• _EXERCISE_: Write out all the data again, exactly as it stands.
begin DATA LISTING
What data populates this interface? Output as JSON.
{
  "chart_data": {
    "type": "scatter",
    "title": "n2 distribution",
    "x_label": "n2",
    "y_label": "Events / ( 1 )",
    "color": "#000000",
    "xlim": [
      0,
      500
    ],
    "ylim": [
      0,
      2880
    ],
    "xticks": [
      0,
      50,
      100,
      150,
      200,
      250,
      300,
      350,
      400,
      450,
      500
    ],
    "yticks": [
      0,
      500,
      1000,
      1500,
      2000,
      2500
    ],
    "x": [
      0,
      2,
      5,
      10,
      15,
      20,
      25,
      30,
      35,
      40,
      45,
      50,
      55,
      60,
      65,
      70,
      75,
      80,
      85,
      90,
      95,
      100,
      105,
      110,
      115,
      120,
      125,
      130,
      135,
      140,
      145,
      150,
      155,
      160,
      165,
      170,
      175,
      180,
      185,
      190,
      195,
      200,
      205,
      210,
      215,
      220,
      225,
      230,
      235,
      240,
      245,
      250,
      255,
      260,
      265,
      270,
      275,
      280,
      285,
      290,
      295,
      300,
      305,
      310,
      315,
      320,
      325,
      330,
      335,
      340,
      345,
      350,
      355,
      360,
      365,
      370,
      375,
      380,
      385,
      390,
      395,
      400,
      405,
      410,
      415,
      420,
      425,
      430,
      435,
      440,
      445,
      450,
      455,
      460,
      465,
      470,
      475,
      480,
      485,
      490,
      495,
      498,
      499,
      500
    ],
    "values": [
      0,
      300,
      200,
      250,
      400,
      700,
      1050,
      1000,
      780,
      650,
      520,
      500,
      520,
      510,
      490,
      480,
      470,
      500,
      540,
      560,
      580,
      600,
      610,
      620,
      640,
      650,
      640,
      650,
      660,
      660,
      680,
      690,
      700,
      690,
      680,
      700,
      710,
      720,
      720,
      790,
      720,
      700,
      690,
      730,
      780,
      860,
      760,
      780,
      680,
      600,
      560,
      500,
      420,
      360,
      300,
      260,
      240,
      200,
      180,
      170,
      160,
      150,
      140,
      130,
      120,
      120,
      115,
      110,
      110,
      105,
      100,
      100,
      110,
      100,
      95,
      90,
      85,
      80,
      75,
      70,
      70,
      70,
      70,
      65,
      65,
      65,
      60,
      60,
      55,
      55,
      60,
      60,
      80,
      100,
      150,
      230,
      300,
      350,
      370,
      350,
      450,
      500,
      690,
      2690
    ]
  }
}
end DATA LISTING
• _EXERCISE ANSWER_:
What data populates this interface? Output as JSON.
{
  "chart_data": {
    "type": "scatter",
    "title": "n2 distribution",
    "x_label": "n2",
    "y_label": "Events / ( 1 )",
    "color": "#000000",
    "xlim": [
      0,
      500
    ],
    "ylim": [
      0,
      2880
    ],
    "xticks": [
      0,
      50,
      100,
      150,
      200,
      250,
      300,
      350,
      400,
      450,
      500
    ],
    "yticks": [
      0,
      500,
      1000,
      1500,
      2000,
      2500
    ],
    "x": [
      0,
      2,
      5,
      10,
      15,
      20,
      25,
      30,
      35,
      40,
      45,
      50,
      55,
      60,
      65,
      70,
      75,
      80,
      85,
      90,
      95,
      100,
      105,
      110,
      115,
      120,
      125,
      130,
      135,
      140,
      145,
      150,
      155,
      160,
      165,
      170,
      175,
      180,
      185,
      190,
      195,
      200,
      205,
      210,
      215,
      220,
      225,
      230,
      235,
      240,
      245,
      250,
      255,
      260,
      265,
      270,
      275,
      280,
      285,
      290,
      295,
      300,
      305,
      310,
      315,
      320,
      325,
      330,
      335,
      340,
      345,
      350,
      355,
      360,
      365,
      370,
      375,
      380,
      385,
      390,
      395,
      400,
      405,
      410,
      415,
      420,
      425,
      430,
      435,
      440,
      445,
      450,
      455,
      460,
      465,
      470,
      475,
      480,
      485,
      490,
      495,
      498,
      499,
      500
    ],
    "values": [
      0,
      300,
      200,
      250,
      400,
      700,
      1050,
      1000,
      780,
      650,
      520,
      500,
      520,
      510,
      490,
      480,
      470,
      500,
      540,
      560,
      580,
      600,
      610,
      620,
      640,
      650,
      640,
      650,
      660,
      660,
      680,
      690,
      700,
      690,
      680,
      700,
      710,
      720,
      720,
      790,
      720,
      700,
      690,
      730,
      780,
      860,
      760,
      780,
      680,
      600,
      560,
      500,
      420,
      360,
      300,
      260,
      240,
      200,
      180,
      170,
      160,
      150,
      140,
      130,
      120,
      120,
      115,
      110,
      110,
      105,
      100,
      100,
      110,
      100,
      95,
      90,
      85,
      80,
      75,
      70,
      70,
      70,
      70,
      65,
      65,
      65,
      60,
      60,
      55,
      55,
      60,
      60,
      80,
      100,
      150,
      230,
      300,
      350,
      370,
      350,
      450,
      500,
      690,
      2690
    ]
  }
}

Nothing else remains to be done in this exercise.